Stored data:

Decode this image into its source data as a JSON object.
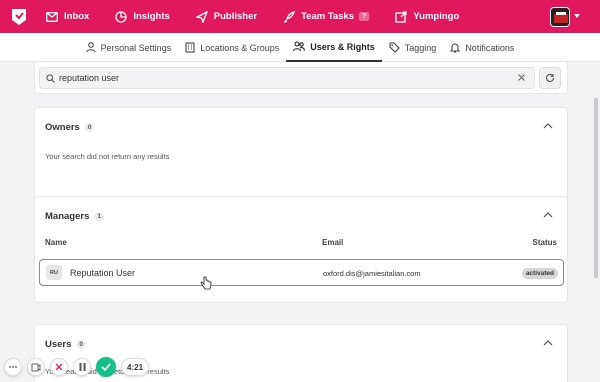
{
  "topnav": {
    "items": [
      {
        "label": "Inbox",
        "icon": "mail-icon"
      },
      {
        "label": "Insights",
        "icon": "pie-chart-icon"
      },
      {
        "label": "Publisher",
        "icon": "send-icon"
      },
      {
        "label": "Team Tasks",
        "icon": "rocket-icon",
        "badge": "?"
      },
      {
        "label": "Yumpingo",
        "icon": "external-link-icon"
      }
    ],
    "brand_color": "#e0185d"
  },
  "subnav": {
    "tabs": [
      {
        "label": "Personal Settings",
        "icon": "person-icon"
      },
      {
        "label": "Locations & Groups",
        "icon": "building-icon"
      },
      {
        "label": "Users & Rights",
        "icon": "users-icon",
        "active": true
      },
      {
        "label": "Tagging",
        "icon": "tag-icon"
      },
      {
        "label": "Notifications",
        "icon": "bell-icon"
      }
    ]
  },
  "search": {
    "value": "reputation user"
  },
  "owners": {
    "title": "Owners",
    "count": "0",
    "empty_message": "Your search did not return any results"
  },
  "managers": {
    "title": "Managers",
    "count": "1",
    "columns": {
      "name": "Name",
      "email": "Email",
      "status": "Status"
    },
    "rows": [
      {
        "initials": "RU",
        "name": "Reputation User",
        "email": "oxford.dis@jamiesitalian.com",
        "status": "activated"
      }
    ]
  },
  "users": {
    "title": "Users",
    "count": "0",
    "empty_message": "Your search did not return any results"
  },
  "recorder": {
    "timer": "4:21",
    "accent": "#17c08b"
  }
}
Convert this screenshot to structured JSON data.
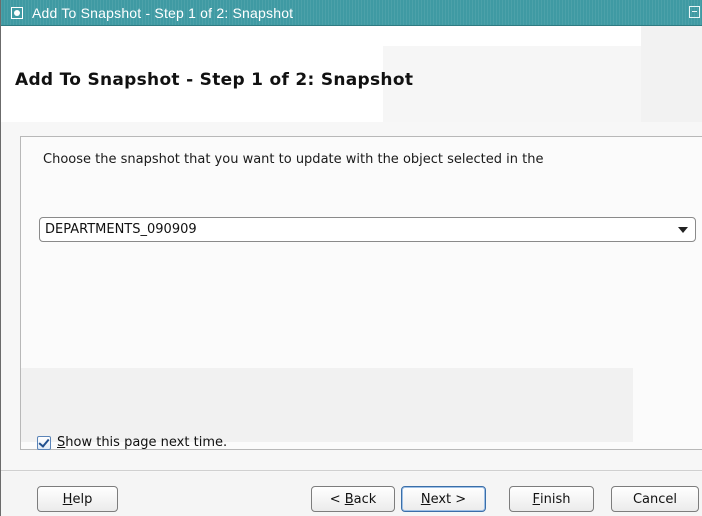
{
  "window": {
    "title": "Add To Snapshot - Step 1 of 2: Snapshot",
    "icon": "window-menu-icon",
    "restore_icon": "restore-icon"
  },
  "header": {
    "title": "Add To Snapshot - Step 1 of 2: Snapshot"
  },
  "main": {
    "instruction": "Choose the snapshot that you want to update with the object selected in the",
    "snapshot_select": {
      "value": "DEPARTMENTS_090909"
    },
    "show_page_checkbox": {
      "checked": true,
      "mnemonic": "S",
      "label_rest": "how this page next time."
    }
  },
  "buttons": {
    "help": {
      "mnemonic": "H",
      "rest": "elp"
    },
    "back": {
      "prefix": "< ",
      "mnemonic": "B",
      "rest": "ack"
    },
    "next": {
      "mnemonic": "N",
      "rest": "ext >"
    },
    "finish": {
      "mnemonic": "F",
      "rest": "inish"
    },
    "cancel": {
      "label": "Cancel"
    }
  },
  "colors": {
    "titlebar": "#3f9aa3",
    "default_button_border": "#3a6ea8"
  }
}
---
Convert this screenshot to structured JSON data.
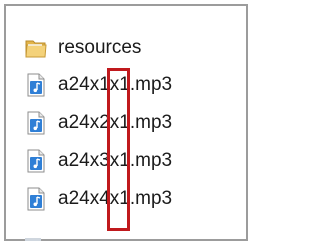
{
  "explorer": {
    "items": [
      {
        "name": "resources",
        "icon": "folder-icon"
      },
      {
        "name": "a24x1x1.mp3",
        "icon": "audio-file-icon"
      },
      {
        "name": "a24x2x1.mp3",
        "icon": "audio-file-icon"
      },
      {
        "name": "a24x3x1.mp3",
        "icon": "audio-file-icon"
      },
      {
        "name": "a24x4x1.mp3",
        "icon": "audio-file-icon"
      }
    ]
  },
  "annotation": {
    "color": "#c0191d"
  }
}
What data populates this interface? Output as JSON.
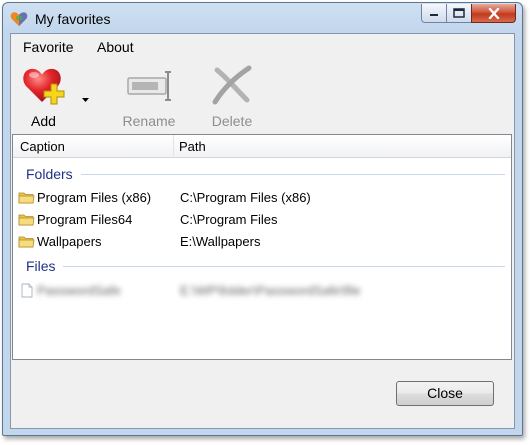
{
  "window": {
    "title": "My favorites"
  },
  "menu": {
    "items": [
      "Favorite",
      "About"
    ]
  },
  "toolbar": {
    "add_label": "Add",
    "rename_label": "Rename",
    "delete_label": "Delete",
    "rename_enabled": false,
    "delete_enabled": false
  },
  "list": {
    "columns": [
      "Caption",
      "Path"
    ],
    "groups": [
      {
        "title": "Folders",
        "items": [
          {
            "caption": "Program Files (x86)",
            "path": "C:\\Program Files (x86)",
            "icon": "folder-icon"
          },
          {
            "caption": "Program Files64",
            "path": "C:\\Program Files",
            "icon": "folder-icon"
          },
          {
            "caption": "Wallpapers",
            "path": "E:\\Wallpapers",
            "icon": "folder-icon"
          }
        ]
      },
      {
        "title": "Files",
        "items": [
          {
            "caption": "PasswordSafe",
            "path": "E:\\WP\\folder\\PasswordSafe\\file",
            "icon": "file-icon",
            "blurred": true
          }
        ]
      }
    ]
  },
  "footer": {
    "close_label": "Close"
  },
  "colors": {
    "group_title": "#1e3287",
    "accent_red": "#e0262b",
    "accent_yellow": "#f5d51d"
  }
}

Written task: Using the data above, say how many lines include "Wallpapers". No other reply is needed.

Full response: 2